* GIVEN TASK
Your task is to reproduce the material exactly.

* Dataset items
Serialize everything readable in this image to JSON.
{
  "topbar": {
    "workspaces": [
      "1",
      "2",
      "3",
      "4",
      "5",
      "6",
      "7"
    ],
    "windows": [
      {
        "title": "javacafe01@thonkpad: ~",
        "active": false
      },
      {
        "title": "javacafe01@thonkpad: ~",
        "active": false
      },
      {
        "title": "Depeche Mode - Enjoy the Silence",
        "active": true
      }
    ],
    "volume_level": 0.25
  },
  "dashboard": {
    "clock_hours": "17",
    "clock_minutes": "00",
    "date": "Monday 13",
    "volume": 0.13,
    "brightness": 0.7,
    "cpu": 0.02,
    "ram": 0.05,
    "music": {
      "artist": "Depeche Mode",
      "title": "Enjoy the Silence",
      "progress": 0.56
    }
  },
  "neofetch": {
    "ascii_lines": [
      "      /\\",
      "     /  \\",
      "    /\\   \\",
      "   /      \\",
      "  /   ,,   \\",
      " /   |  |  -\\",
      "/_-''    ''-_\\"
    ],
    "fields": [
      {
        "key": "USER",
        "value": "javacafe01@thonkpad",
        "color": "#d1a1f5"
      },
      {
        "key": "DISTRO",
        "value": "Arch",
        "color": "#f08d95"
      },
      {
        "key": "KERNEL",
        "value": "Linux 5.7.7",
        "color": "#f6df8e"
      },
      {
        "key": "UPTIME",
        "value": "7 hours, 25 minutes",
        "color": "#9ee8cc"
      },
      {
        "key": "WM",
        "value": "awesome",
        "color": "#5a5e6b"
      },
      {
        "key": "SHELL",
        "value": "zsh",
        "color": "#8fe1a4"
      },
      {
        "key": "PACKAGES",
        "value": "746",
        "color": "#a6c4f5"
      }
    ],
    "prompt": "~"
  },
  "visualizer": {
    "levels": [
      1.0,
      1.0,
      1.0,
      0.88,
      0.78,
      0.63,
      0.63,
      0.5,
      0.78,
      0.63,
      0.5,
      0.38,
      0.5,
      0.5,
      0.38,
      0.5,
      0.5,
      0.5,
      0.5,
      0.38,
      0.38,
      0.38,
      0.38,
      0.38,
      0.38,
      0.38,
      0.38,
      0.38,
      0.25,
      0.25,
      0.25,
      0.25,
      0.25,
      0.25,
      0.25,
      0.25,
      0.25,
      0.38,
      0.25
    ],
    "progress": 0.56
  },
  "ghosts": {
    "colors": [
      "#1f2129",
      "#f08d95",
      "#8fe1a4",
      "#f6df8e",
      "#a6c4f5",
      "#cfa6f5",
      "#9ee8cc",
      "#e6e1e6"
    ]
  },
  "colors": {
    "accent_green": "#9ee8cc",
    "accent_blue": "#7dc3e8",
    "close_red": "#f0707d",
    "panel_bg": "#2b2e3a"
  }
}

* TASK ANSWER
Serialize everything readable in this image to JSON.
{
  "topbar": {
    "workspaces": [
      "1",
      "2",
      "3",
      "4",
      "5",
      "6",
      "7"
    ],
    "windows": [
      {
        "title": "javacafe01@thonkpad: ~",
        "active": false
      },
      {
        "title": "javacafe01@thonkpad: ~",
        "active": false
      },
      {
        "title": "Depeche Mode - Enjoy the Silence",
        "active": true
      }
    ],
    "volume_level": 0.25
  },
  "dashboard": {
    "clock_hours": "17",
    "clock_minutes": "00",
    "date": "Monday 13",
    "volume": 0.13,
    "brightness": 0.7,
    "cpu": 0.02,
    "ram": 0.05,
    "music": {
      "artist": "Depeche Mode",
      "title": "Enjoy the Silence",
      "progress": 0.56
    }
  },
  "neofetch": {
    "ascii_lines": [
      "      /\\",
      "     /  \\",
      "    /\\   \\",
      "   /      \\",
      "  /   ,,   \\",
      " /   |  |  -\\",
      "/_-''    ''-_\\"
    ],
    "fields": [
      {
        "key": "USER",
        "value": "javacafe01@thonkpad",
        "color": "#d1a1f5"
      },
      {
        "key": "DISTRO",
        "value": "Arch",
        "color": "#f08d95"
      },
      {
        "key": "KERNEL",
        "value": "Linux 5.7.7",
        "color": "#f6df8e"
      },
      {
        "key": "UPTIME",
        "value": "7 hours, 25 minutes",
        "color": "#9ee8cc"
      },
      {
        "key": "WM",
        "value": "awesome",
        "color": "#5a5e6b"
      },
      {
        "key": "SHELL",
        "value": "zsh",
        "color": "#8fe1a4"
      },
      {
        "key": "PACKAGES",
        "value": "746",
        "color": "#a6c4f5"
      }
    ],
    "prompt": "~"
  },
  "visualizer": {
    "levels": [
      1.0,
      1.0,
      1.0,
      0.88,
      0.78,
      0.63,
      0.63,
      0.5,
      0.78,
      0.63,
      0.5,
      0.38,
      0.5,
      0.5,
      0.38,
      0.5,
      0.5,
      0.5,
      0.5,
      0.38,
      0.38,
      0.38,
      0.38,
      0.38,
      0.38,
      0.38,
      0.38,
      0.38,
      0.25,
      0.25,
      0.25,
      0.25,
      0.25,
      0.25,
      0.25,
      0.25,
      0.25,
      0.38,
      0.25
    ],
    "progress": 0.56
  },
  "ghosts": {
    "colors": [
      "#1f2129",
      "#f08d95",
      "#8fe1a4",
      "#f6df8e",
      "#a6c4f5",
      "#cfa6f5",
      "#9ee8cc",
      "#e6e1e6"
    ]
  },
  "colors": {
    "accent_green": "#9ee8cc",
    "accent_blue": "#7dc3e8",
    "close_red": "#f0707d",
    "panel_bg": "#2b2e3a"
  }
}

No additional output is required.